**Written request:** Reproduce all the entries exactly.

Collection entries
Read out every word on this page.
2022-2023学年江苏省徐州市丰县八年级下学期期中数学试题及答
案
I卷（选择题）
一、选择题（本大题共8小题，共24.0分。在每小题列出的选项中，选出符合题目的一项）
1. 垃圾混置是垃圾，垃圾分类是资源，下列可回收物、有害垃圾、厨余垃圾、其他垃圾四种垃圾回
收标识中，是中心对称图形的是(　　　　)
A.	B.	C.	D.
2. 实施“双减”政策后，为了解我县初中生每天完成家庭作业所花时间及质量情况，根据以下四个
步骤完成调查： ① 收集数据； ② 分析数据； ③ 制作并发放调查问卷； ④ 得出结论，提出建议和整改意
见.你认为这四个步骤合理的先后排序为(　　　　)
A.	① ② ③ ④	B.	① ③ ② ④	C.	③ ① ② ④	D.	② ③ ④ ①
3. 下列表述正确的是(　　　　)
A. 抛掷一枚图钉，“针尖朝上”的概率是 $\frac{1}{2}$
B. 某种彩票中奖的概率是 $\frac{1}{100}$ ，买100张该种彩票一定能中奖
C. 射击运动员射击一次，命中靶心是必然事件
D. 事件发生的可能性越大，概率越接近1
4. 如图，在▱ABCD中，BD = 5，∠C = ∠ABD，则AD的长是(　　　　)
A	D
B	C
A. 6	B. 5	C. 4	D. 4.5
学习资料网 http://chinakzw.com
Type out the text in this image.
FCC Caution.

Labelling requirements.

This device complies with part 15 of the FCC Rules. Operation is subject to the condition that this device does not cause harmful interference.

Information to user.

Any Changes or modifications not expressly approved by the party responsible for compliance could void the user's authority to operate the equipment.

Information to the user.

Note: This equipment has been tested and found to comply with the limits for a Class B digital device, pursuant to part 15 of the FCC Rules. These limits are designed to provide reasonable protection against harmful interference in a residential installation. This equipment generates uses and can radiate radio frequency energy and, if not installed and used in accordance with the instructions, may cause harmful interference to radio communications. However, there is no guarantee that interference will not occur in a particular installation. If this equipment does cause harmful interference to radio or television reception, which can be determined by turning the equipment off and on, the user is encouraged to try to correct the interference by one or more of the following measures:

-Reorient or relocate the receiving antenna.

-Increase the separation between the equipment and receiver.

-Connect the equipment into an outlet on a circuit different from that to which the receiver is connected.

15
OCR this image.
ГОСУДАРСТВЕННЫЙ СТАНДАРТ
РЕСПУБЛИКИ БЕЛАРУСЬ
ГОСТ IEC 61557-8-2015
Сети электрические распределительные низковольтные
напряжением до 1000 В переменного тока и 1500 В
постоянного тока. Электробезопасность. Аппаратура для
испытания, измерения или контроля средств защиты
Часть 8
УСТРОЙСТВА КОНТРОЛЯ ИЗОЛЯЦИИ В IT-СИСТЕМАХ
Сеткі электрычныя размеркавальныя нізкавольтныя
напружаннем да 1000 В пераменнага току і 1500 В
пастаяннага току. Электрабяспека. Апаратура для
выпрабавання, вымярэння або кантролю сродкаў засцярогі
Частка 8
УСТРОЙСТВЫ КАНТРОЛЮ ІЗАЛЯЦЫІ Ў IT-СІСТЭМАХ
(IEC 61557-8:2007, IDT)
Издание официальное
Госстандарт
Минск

**Solution:**
Read out every word on this page.
2022-2023学年江苏省徐州市丰县八年级下学期期中数学试题及答
案
I卷（选择题）
一、选择题（本大题共8小题，共24.0分。在每小题列出的选项中，选出符合题目的一项）
1. 垃圾混置是垃圾，垃圾分类是资源，下列可回收物、有害垃圾、厨余垃圾、其他垃圾四种垃圾回
收标识中，是中心对称图形的是(　　　　)
A.	B.	C.	D.
2. 实施“双减”政策后，为了解我县初中生每天完成家庭作业所花时间及质量情况，根据以下四个
步骤完成调查： ① 收集数据； ② 分析数据； ③ 制作并发放调查问卷； ④ 得出结论，提出建议和整改意
见.你认为这四个步骤合理的先后排序为(　　　　)
A.	① ② ③ ④	B.	① ③ ② ④	C.	③ ① ② ④	D.	② ③ ④ ①
3. 下列表述正确的是(　　　　)
A. 抛掷一枚图钉，“针尖朝上”的概率是 $\frac{1}{2}$
B. 某种彩票中奖的概率是 $\frac{1}{100}$ ，买100张该种彩票一定能中奖
C. 射击运动员射击一次，命中靶心是必然事件
D. 事件发生的可能性越大，概率越接近1
4. 如图，在▱ABCD中，BD = 5，∠C = ∠ABD，则AD的长是(　　　　)
A	D
B	C
A. 6	B. 5	C. 4	D. 4.5
学习资料网 http://chinakzw.com
Type out the text in this image.
FCC Caution.

Labelling requirements.

This device complies with part 15 of the FCC Rules. Operation is subject to the condition that this device does not cause harmful interference.

Information to user.

Any Changes or modifications not expressly approved by the party responsible for compliance could void the user's authority to operate the equipment.

Information to the user.

Note: This equipment has been tested and found to comply with the limits for a Class B digital device, pursuant to part 15 of the FCC Rules. These limits are designed to provide reasonable protection against harmful interference in a residential installation. This equipment generates uses and can radiate radio frequency energy and, if not installed and used in accordance with the instructions, may cause harmful interference to radio communications. However, there is no guarantee that interference will not occur in a particular installation. If this equipment does cause harmful interference to radio or television reception, which can be determined by turning the equipment off and on, the user is encouraged to try to correct the interference by one or more of the following measures:

-Reorient or relocate the receiving antenna.

-Increase the separation between the equipment and receiver.

-Connect the equipment into an outlet on a circuit different from that to which the receiver is connected.

15
OCR this image.
ГОСУДАРСТВЕННЫЙ СТАНДАРТ
РЕСПУБЛИКИ БЕЛАРУСЬ
ГОСТ IEC 61557-8-2015
Сети электрические распределительные низковольтные
напряжением до 1000 В переменного тока и 1500 В
постоянного тока. Электробезопасность. Аппаратура для
испытания, измерения или контроля средств защиты
Часть 8
УСТРОЙСТВА КОНТРОЛЯ ИЗОЛЯЦИИ В IT-СИСТЕМАХ
Сеткі электрычныя размеркавальныя нізкавольтныя
напружаннем да 1000 В пераменнага току і 1500 В
пастаяннага току. Электрабяспека. Апаратура для
выпрабавання, вымярэння або кантролю сродкаў засцярогі
Частка 8
УСТРОЙСТВЫ КАНТРОЛЮ ІЗАЛЯЦЫІ Ў IT-СІСТЭМАХ
(IEC 61557-8:2007, IDT)
Издание официальное
Госстандарт
Минск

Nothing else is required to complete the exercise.